Written instruction:
Transcribe the entries below exactly.

[Input for this task start]

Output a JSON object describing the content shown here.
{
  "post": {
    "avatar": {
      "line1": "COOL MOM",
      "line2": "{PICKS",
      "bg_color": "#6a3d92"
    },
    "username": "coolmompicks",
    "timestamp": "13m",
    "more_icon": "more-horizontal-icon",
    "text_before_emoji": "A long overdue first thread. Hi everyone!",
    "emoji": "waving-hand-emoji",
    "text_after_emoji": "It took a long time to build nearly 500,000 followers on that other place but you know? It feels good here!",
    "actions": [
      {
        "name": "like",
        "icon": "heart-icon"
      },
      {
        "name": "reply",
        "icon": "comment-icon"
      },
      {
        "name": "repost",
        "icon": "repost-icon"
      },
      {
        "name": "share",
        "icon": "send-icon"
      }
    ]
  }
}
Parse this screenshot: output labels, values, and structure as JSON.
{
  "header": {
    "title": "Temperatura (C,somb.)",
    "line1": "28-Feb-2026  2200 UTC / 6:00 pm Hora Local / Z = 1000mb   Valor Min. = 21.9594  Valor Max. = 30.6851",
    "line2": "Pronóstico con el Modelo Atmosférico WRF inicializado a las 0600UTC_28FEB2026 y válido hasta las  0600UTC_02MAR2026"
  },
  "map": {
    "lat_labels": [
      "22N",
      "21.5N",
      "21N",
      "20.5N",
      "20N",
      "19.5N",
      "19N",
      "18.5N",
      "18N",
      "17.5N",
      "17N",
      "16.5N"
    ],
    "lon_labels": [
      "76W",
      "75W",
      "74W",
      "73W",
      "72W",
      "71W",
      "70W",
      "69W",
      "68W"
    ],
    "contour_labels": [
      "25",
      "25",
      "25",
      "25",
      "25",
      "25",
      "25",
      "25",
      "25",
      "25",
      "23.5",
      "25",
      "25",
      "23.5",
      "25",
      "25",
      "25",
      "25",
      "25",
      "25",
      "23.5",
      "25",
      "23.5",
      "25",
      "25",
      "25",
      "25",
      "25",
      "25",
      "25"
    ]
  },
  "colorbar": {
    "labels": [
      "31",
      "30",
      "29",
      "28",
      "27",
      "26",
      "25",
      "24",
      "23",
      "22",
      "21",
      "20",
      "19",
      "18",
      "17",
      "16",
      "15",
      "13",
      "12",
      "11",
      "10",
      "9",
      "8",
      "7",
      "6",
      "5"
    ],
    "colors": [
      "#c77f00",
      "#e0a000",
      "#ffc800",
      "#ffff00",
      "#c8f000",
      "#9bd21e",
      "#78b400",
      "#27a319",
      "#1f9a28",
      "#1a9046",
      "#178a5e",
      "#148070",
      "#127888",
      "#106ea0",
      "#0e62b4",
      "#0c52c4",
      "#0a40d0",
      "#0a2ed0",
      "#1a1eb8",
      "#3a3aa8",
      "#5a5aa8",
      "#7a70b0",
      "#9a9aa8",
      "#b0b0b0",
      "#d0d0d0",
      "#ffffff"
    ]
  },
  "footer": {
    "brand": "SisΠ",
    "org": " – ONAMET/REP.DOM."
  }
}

[Input for this task end]

Task result:
Output a JSON object describing the content shown here.
{
  "post": {
    "avatar": {
      "line1": "COOL MOM",
      "line2": "{PICKS",
      "bg_color": "#6a3d92"
    },
    "username": "coolmompicks",
    "timestamp": "13m",
    "more_icon": "more-horizontal-icon",
    "text_before_emoji": "A long overdue first thread. Hi everyone!",
    "emoji": "waving-hand-emoji",
    "text_after_emoji": "It took a long time to build nearly 500,000 followers on that other place but you know? It feels good here!",
    "actions": [
      {
        "name": "like",
        "icon": "heart-icon"
      },
      {
        "name": "reply",
        "icon": "comment-icon"
      },
      {
        "name": "repost",
        "icon": "repost-icon"
      },
      {
        "name": "share",
        "icon": "send-icon"
      }
    ]
  }
}
Parse this screenshot: output labels, values, and structure as JSON.
{
  "header": {
    "title": "Temperatura (C,somb.)",
    "line1": "28-Feb-2026  2200 UTC / 6:00 pm Hora Local / Z = 1000mb   Valor Min. = 21.9594  Valor Max. = 30.6851",
    "line2": "Pronóstico con el Modelo Atmosférico WRF inicializado a las 0600UTC_28FEB2026 y válido hasta las  0600UTC_02MAR2026"
  },
  "map": {
    "lat_labels": [
      "22N",
      "21.5N",
      "21N",
      "20.5N",
      "20N",
      "19.5N",
      "19N",
      "18.5N",
      "18N",
      "17.5N",
      "17N",
      "16.5N"
    ],
    "lon_labels": [
      "76W",
      "75W",
      "74W",
      "73W",
      "72W",
      "71W",
      "70W",
      "69W",
      "68W"
    ],
    "contour_labels": [
      "25",
      "25",
      "25",
      "25",
      "25",
      "25",
      "25",
      "25",
      "25",
      "25",
      "23.5",
      "25",
      "25",
      "23.5",
      "25",
      "25",
      "25",
      "25",
      "25",
      "25",
      "23.5",
      "25",
      "23.5",
      "25",
      "25",
      "25",
      "25",
      "25",
      "25",
      "25"
    ]
  },
  "colorbar": {
    "labels": [
      "31",
      "30",
      "29",
      "28",
      "27",
      "26",
      "25",
      "24",
      "23",
      "22",
      "21",
      "20",
      "19",
      "18",
      "17",
      "16",
      "15",
      "13",
      "12",
      "11",
      "10",
      "9",
      "8",
      "7",
      "6",
      "5"
    ],
    "colors": [
      "#c77f00",
      "#e0a000",
      "#ffc800",
      "#ffff00",
      "#c8f000",
      "#9bd21e",
      "#78b400",
      "#27a319",
      "#1f9a28",
      "#1a9046",
      "#178a5e",
      "#148070",
      "#127888",
      "#106ea0",
      "#0e62b4",
      "#0c52c4",
      "#0a40d0",
      "#0a2ed0",
      "#1a1eb8",
      "#3a3aa8",
      "#5a5aa8",
      "#7a70b0",
      "#9a9aa8",
      "#b0b0b0",
      "#d0d0d0",
      "#ffffff"
    ]
  },
  "footer": {
    "brand": "SisΠ",
    "org": " – ONAMET/REP.DOM."
  }
}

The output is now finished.